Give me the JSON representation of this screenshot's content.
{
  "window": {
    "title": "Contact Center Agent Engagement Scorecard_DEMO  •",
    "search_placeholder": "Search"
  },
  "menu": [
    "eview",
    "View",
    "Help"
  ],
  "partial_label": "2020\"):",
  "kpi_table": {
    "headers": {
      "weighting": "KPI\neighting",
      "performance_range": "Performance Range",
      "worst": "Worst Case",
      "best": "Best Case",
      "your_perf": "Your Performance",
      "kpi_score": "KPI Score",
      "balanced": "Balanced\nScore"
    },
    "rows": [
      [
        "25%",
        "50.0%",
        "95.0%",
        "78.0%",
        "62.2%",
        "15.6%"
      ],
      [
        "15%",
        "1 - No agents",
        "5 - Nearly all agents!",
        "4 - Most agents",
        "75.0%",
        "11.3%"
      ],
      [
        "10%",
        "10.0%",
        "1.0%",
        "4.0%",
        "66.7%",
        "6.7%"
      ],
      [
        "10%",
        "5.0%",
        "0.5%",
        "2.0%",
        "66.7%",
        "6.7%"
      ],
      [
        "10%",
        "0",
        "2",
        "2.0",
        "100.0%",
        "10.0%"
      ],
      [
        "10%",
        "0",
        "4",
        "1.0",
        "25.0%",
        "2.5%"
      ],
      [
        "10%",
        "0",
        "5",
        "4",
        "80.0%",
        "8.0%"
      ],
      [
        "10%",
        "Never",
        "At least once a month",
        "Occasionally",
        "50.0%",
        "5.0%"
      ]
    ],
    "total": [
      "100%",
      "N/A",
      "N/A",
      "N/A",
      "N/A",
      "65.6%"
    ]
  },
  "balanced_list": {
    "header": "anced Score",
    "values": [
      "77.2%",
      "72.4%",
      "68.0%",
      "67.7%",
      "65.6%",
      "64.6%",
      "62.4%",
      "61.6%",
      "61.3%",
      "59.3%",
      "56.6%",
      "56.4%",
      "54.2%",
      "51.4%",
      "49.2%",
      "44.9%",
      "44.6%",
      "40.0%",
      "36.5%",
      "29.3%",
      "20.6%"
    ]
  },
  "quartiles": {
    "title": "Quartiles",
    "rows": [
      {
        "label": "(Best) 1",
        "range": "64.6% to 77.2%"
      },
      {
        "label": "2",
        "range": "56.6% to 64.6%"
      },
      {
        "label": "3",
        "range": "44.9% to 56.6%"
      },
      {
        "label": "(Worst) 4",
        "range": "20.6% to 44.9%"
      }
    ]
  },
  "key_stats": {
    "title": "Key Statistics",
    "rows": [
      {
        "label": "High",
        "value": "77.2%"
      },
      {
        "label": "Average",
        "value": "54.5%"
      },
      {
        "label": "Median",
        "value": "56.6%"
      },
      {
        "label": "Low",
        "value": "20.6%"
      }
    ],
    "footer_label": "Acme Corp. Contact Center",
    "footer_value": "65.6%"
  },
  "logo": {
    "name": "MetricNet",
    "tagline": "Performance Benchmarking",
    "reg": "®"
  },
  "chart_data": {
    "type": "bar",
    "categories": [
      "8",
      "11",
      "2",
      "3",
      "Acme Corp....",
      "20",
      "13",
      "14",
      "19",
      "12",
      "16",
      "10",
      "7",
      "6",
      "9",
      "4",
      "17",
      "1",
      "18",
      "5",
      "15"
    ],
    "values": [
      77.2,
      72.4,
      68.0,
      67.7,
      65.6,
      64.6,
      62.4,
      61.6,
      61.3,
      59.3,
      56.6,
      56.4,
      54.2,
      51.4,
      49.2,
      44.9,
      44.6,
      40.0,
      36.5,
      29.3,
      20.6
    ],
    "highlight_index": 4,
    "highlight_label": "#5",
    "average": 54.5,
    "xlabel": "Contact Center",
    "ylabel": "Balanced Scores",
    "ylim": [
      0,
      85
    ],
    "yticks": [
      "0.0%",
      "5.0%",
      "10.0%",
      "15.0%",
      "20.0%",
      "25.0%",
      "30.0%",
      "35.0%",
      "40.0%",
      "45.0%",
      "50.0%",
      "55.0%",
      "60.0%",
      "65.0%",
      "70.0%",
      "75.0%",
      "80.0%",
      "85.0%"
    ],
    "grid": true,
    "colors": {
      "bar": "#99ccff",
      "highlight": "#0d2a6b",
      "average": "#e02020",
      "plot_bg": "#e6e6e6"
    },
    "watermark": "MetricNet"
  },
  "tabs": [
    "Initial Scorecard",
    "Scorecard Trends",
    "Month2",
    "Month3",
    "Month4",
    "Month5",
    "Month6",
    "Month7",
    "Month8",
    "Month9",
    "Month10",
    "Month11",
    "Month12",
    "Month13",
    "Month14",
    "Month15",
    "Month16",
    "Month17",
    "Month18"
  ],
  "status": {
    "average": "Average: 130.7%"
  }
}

> _SHORT PROBLEM_:
Output all records verbatim.

> _RESULT OF THE TASK_:
Give me the JSON representation of this screenshot's content.
{
  "window": {
    "title": "Contact Center Agent Engagement Scorecard_DEMO  •",
    "search_placeholder": "Search"
  },
  "menu": [
    "eview",
    "View",
    "Help"
  ],
  "partial_label": "2020\"):",
  "kpi_table": {
    "headers": {
      "weighting": "KPI\neighting",
      "performance_range": "Performance Range",
      "worst": "Worst Case",
      "best": "Best Case",
      "your_perf": "Your Performance",
      "kpi_score": "KPI Score",
      "balanced": "Balanced\nScore"
    },
    "rows": [
      [
        "25%",
        "50.0%",
        "95.0%",
        "78.0%",
        "62.2%",
        "15.6%"
      ],
      [
        "15%",
        "1 - No agents",
        "5 - Nearly all agents!",
        "4 - Most agents",
        "75.0%",
        "11.3%"
      ],
      [
        "10%",
        "10.0%",
        "1.0%",
        "4.0%",
        "66.7%",
        "6.7%"
      ],
      [
        "10%",
        "5.0%",
        "0.5%",
        "2.0%",
        "66.7%",
        "6.7%"
      ],
      [
        "10%",
        "0",
        "2",
        "2.0",
        "100.0%",
        "10.0%"
      ],
      [
        "10%",
        "0",
        "4",
        "1.0",
        "25.0%",
        "2.5%"
      ],
      [
        "10%",
        "0",
        "5",
        "4",
        "80.0%",
        "8.0%"
      ],
      [
        "10%",
        "Never",
        "At least once a month",
        "Occasionally",
        "50.0%",
        "5.0%"
      ]
    ],
    "total": [
      "100%",
      "N/A",
      "N/A",
      "N/A",
      "N/A",
      "65.6%"
    ]
  },
  "balanced_list": {
    "header": "anced Score",
    "values": [
      "77.2%",
      "72.4%",
      "68.0%",
      "67.7%",
      "65.6%",
      "64.6%",
      "62.4%",
      "61.6%",
      "61.3%",
      "59.3%",
      "56.6%",
      "56.4%",
      "54.2%",
      "51.4%",
      "49.2%",
      "44.9%",
      "44.6%",
      "40.0%",
      "36.5%",
      "29.3%",
      "20.6%"
    ]
  },
  "quartiles": {
    "title": "Quartiles",
    "rows": [
      {
        "label": "(Best) 1",
        "range": "64.6% to 77.2%"
      },
      {
        "label": "2",
        "range": "56.6% to 64.6%"
      },
      {
        "label": "3",
        "range": "44.9% to 56.6%"
      },
      {
        "label": "(Worst) 4",
        "range": "20.6% to 44.9%"
      }
    ]
  },
  "key_stats": {
    "title": "Key Statistics",
    "rows": [
      {
        "label": "High",
        "value": "77.2%"
      },
      {
        "label": "Average",
        "value": "54.5%"
      },
      {
        "label": "Median",
        "value": "56.6%"
      },
      {
        "label": "Low",
        "value": "20.6%"
      }
    ],
    "footer_label": "Acme Corp. Contact Center",
    "footer_value": "65.6%"
  },
  "logo": {
    "name": "MetricNet",
    "tagline": "Performance Benchmarking",
    "reg": "®"
  },
  "chart_data": {
    "type": "bar",
    "categories": [
      "8",
      "11",
      "2",
      "3",
      "Acme Corp....",
      "20",
      "13",
      "14",
      "19",
      "12",
      "16",
      "10",
      "7",
      "6",
      "9",
      "4",
      "17",
      "1",
      "18",
      "5",
      "15"
    ],
    "values": [
      77.2,
      72.4,
      68.0,
      67.7,
      65.6,
      64.6,
      62.4,
      61.6,
      61.3,
      59.3,
      56.6,
      56.4,
      54.2,
      51.4,
      49.2,
      44.9,
      44.6,
      40.0,
      36.5,
      29.3,
      20.6
    ],
    "highlight_index": 4,
    "highlight_label": "#5",
    "average": 54.5,
    "xlabel": "Contact Center",
    "ylabel": "Balanced Scores",
    "ylim": [
      0,
      85
    ],
    "yticks": [
      "0.0%",
      "5.0%",
      "10.0%",
      "15.0%",
      "20.0%",
      "25.0%",
      "30.0%",
      "35.0%",
      "40.0%",
      "45.0%",
      "50.0%",
      "55.0%",
      "60.0%",
      "65.0%",
      "70.0%",
      "75.0%",
      "80.0%",
      "85.0%"
    ],
    "grid": true,
    "colors": {
      "bar": "#99ccff",
      "highlight": "#0d2a6b",
      "average": "#e02020",
      "plot_bg": "#e6e6e6"
    },
    "watermark": "MetricNet"
  },
  "tabs": [
    "Initial Scorecard",
    "Scorecard Trends",
    "Month2",
    "Month3",
    "Month4",
    "Month5",
    "Month6",
    "Month7",
    "Month8",
    "Month9",
    "Month10",
    "Month11",
    "Month12",
    "Month13",
    "Month14",
    "Month15",
    "Month16",
    "Month17",
    "Month18"
  ],
  "status": {
    "average": "Average: 130.7%"
  }
}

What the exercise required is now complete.